## Source extract
....

Hippo Pathway-YAP/TAZ Regulation by Cell Polarity and Cell Adhesion

Generally cells exhibit polarity. Polarity is a unique asymmetric organization of cellular components to carry out specified functions (Bryant and Mostov, 2008). Intercellular junctions such as adherens junctions (AJ), tight junctions (TJ), and gap junctions mediate communication and adhesion between adjoining epithelial and endothelial cells (Bazzoni and Dejana, 2004). Apical and basolateral cell polarity is established by AJs and TJs with the help of well-defined proteins in complexes called as polarity complexes (Assemat et al., 2008; Martin-Belmonte and Perez-Moreno, 2011). Crumbs (CRB1) is a transmembrane protein solely localized in the apical plasma membrane and is essential for substantiating the apical-basal polarity of a cell (Tepass et al., 1990). Crumbs in association with FERM domain-containing protein 6 (FRMD6; Expanded Homolog), Kibra (WW domain containing protein) and Merlin (also called Neurofibromin 2 or Schwannomin) interacts and activates the Hippo pathway (Hamaratoglu et al., 2006; Baumgartner et al., 2010; Ling et al., 2010; Robinson et al., 2010; Yu et al., 2010).

Angiomotin family of proteins consists of three proteins, angiomotin (AMOT), angiomotin-like 1 (AMOTL1), and angiomotin-like 2 (AMOTL2). They are characterized by coiled-coil domain, WW binding motif, actin binding domain, and PDZ-binding domain (Bratt et al., 2002, 2005). Through these domains, AMOTs localize to TJs, acts as a scaffold protein bind to actin cytoskeleton, YAP/TAZ proteins and Rho-GTPases. AMOTs directly bind and negatively regulate the localization and the activity of YAP and TAZ both dependent and independent of Hippo pathway (Chan et al., 2011; Wang et al., 2011; Zhao et al., 2011).

Cadherins are the key components of AJ that bind cells with each other. α-Catenin connect between cadherins and actin cytoskeleton in cells. α-Catenin forms a complex with 14-3-3 proteins and phosphorylated YAP and suppresses YAP activity by retaining YAP in the cytoplasm causing inactivation of YAP (Kim et al., 2011; Schlegelmilch et al., 2011). Also, another component of AJ, Protein-tyrosine phosphatase type 14 (PTPN14) interacts with YAP through its PPXY motif and the WW domain of YAP. This interaction retains YAP to cytoplasmic front and causes inactivation of YAP (Wang et al., 2012; Liu et al., 2013). By interfering the function of AJs or TJs cause an activation of YAP/TAZ in multiple cells types (Varelas et al., 2010).

....

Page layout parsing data

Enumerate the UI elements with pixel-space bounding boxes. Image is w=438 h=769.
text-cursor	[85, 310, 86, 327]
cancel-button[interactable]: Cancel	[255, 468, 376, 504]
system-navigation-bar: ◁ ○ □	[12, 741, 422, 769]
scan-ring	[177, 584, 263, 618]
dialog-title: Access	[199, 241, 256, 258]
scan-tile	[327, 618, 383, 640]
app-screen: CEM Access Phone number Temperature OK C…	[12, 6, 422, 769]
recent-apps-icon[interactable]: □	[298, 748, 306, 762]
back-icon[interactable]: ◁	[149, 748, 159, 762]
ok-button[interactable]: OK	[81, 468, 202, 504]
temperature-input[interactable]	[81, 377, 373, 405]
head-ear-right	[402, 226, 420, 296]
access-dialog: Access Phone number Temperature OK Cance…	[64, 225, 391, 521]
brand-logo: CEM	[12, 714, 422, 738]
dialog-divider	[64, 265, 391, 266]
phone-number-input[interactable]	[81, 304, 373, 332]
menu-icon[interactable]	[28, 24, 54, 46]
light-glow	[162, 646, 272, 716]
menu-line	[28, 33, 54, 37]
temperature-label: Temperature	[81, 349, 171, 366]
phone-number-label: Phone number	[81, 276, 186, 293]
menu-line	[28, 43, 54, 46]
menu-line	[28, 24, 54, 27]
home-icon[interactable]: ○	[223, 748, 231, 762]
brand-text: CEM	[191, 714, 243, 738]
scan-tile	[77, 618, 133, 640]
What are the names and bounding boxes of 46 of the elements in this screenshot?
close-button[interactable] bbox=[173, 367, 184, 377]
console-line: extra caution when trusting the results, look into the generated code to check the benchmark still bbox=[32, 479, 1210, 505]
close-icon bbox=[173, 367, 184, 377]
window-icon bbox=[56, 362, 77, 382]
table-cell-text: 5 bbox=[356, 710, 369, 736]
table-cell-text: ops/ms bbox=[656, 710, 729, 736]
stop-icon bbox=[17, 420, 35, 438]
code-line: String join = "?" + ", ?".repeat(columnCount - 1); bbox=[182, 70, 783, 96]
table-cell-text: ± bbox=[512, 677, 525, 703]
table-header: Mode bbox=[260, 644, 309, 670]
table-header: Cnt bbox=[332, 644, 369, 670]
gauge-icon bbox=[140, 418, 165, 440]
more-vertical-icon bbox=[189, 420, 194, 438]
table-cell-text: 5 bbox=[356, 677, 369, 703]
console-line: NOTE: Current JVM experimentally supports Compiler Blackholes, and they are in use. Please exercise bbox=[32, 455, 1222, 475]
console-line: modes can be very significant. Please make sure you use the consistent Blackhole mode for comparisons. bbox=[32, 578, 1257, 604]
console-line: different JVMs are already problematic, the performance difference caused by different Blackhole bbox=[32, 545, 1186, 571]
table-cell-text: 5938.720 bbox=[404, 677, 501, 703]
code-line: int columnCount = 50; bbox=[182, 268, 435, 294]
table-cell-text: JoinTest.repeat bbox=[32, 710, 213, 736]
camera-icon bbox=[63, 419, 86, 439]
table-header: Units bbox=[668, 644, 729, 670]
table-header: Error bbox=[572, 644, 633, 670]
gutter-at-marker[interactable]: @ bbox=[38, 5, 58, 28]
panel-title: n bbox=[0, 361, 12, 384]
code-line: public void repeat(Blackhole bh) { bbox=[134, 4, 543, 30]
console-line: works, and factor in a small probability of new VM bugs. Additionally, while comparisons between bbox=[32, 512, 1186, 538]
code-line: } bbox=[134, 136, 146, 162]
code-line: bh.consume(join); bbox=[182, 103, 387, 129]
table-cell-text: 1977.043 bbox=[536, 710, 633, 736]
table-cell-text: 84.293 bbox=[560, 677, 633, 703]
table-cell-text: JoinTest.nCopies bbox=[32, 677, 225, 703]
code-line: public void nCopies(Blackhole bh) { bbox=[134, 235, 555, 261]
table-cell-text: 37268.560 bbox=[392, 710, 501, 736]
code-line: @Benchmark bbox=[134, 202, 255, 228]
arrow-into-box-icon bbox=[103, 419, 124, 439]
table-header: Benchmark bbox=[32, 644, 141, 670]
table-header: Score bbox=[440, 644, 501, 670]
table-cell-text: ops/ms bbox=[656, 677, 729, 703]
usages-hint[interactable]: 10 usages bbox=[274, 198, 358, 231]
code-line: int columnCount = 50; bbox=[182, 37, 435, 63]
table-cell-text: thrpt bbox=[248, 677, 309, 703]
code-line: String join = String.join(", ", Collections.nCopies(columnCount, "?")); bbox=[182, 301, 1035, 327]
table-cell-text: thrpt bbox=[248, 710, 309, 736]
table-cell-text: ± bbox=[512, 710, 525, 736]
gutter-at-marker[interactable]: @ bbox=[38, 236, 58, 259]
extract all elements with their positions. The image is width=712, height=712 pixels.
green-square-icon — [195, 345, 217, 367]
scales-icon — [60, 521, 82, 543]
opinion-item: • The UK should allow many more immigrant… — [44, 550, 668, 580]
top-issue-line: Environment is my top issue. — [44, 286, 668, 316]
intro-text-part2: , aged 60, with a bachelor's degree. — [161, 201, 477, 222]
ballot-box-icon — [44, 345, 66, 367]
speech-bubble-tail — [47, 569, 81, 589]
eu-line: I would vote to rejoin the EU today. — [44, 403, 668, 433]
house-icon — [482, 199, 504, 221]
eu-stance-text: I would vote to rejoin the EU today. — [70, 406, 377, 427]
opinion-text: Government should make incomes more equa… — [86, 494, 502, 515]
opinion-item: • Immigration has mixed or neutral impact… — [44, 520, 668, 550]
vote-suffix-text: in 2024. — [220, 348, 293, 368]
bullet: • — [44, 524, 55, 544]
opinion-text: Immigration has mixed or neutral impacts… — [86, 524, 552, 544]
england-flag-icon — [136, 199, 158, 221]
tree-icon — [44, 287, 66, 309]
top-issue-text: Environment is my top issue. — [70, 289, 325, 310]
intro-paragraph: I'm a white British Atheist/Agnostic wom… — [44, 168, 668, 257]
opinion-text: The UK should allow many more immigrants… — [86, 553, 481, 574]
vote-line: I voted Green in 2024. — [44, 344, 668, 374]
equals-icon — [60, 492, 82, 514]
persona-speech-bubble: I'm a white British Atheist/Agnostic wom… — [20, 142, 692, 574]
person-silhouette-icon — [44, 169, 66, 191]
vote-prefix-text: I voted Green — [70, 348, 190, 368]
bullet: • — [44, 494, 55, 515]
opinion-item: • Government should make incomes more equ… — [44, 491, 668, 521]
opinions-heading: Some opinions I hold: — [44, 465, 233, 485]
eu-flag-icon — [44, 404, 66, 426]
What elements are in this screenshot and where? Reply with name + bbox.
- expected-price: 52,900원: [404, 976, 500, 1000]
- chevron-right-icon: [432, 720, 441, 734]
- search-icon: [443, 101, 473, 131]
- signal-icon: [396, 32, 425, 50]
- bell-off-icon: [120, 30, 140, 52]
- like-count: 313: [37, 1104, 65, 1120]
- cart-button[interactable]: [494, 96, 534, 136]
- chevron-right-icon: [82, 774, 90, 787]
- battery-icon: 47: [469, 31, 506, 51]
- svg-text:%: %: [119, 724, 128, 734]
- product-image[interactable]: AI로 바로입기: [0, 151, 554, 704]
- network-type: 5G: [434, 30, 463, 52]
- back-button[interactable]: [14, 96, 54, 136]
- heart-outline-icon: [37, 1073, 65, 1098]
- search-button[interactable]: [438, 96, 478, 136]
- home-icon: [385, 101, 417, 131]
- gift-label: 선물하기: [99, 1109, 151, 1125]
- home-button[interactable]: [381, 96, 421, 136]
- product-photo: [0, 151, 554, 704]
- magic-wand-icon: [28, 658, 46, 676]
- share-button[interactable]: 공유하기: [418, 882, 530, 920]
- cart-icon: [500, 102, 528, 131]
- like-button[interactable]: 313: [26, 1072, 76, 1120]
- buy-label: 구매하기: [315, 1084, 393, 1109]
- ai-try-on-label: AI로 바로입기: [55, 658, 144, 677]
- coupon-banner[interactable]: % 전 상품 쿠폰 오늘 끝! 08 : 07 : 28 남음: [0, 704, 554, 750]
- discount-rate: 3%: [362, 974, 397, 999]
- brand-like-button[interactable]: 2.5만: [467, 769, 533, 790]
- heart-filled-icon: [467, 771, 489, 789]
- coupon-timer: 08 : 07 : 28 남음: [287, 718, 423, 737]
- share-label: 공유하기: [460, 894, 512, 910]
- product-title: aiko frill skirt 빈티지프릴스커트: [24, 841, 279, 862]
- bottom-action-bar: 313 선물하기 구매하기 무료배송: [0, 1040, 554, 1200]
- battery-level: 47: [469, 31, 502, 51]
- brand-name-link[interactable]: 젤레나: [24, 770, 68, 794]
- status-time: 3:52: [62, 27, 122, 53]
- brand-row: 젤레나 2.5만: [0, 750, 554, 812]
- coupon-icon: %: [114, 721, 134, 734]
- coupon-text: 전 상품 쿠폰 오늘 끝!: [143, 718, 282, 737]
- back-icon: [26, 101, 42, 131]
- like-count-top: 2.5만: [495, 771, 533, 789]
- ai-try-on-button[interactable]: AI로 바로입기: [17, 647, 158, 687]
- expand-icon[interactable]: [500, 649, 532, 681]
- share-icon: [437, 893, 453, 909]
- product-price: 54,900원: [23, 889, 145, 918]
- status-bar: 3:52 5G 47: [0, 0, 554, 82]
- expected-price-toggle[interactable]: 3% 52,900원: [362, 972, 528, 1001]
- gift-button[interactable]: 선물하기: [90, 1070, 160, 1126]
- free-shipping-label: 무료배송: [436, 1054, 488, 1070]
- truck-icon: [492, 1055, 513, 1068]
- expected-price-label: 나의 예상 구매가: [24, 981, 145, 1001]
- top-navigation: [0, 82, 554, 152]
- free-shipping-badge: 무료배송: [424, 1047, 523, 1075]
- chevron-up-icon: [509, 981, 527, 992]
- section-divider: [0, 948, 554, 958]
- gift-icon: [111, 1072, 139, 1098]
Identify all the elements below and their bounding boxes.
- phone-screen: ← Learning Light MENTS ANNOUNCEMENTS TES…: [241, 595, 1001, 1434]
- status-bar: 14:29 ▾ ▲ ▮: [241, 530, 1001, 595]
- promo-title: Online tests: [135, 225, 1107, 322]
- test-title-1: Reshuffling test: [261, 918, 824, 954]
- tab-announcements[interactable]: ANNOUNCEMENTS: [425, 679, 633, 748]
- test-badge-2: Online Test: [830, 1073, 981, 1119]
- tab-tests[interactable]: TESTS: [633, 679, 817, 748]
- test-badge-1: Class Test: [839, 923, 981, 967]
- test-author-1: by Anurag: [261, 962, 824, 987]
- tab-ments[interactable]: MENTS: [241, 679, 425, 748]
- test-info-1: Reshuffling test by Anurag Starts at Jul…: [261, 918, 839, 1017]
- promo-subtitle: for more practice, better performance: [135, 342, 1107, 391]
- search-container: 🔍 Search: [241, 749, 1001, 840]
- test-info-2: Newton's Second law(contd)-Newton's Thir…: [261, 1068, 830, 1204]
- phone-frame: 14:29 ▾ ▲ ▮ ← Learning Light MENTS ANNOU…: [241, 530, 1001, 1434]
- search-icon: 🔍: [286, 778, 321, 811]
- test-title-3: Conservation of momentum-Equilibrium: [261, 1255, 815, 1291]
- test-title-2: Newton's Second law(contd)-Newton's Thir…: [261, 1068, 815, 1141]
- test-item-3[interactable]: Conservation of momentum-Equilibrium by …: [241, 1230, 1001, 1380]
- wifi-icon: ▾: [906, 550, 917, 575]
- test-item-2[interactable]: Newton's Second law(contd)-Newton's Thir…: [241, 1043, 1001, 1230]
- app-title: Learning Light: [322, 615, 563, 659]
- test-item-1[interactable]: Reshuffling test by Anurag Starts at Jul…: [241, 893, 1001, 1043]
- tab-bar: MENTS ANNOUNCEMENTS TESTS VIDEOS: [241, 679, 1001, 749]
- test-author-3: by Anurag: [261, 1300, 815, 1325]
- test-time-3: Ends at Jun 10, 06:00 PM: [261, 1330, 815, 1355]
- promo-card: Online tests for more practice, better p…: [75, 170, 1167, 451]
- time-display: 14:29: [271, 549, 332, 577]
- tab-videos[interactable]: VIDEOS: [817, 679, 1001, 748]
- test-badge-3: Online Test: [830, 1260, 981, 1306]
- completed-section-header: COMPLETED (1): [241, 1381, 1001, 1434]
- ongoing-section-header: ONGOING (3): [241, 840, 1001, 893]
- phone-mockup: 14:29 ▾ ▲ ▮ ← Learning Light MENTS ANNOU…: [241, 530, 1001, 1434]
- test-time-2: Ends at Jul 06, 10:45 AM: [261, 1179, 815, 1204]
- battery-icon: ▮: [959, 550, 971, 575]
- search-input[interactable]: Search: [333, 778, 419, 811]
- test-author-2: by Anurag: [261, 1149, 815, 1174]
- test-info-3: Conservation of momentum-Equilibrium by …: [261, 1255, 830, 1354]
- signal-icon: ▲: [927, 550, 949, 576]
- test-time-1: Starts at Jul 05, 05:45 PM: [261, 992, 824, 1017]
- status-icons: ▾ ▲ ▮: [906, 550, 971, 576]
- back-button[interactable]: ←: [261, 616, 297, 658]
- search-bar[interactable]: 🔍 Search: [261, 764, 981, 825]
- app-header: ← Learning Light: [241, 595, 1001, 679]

....

## Required tasks
1. Decide whether each statement agrees with the YAP/TAZ regulation passage, answering yes or no and quoting the words of the passage that settle it.
(a) Crumbs is found only in the basolateral plasma membrane.
(b) The angiomotin family is made up of three proteins.
(c) PTPN14 interacts with YAP through its PPXY motif and the WW domain of YAP.
2. Answer these questions from the YAP/TAZ regulation passage:
(a) By what other names is Merlin known?
(b) What does α-Catenin connect?
(c) What results from interfering with the function of AJs or TJs?
3. Extend the YAP/TAZ regulation passage by writing a paragraph that picks up after its final sentence.

## List of answers
1.
(a) No: "solely localized in the apical plasma membrane"
(b) Yes: "Angiomotin family of proteins consists of three proteins"
(c) Yes: "interacts with YAP through its PPXY motif and the WW domain of YAP"

2.
(a) Neurofibromin 2 or Schwannomin.
(b) Cadherins and the actin cytoskeleton in cells.
(c) Activation of YAP/TAZ in multiple cell types.

3.
Hippo Pathway-YAP/TAZ Regulation by Mechanical Cues

Mechanical forces such as stress, strain or distortion physiologically impacting cell density, stiffness of the extracellular environment and cell geometry are known to regulate the localization and activity of YAP/TAZ (Zhao et al., 2007, 2012; Dupont et al., 2011). The activity of YAP/TAZ in response to mechanical forces depends on the reorganization of actin cytoskeleton and the activity of Rho GTPases (Aragona et al., 2013; Reginensi et al., 2013). Also, Spectrin – one of the cytoskeletal proteins play a key role in the maintenance of plasma membrane integrity (Machnicka et al., 2014). Spectrin by associating with actin filaments play an important role in the activity of YAP as the interruption of the spectrin cytoskeletal network is shown to activate YAP in fruit fly and humans (Deng et al., 2015; Fletcher et al., 2015; Wong et al., 2015). Also, recently, Roca-Cusachs and colleagues have shown that application of force directly to the nucleus is sufficient for the nuclear accumulation of YAP. Force transmission cause flattening of nucleus, stretches nuclear pore complexes (NPC), this causes mechanical resistance to molecular transport across NPC and resulting in nuclear import of YAP (Elosegui-Artola et al., 2017).

Hippo Pathway-YAP/TAZ Regulation by Cellular Signal Transduction

Several studies have shown that multiple extracellular ligands/growth factors and multiple signaling pathways regulate Hippo pathway. Earlier, ligands of G-protein-coupled receptors (GPCRs) such as lysophosphatidic acid (LPA) and sphingosine 1-phosphate (S1P) after association with GPCR, signals through G-proteins (Gα12/13) inhibits LATS1/LATS2 thereby activating YAP/TAZ (Yu et al., 2012).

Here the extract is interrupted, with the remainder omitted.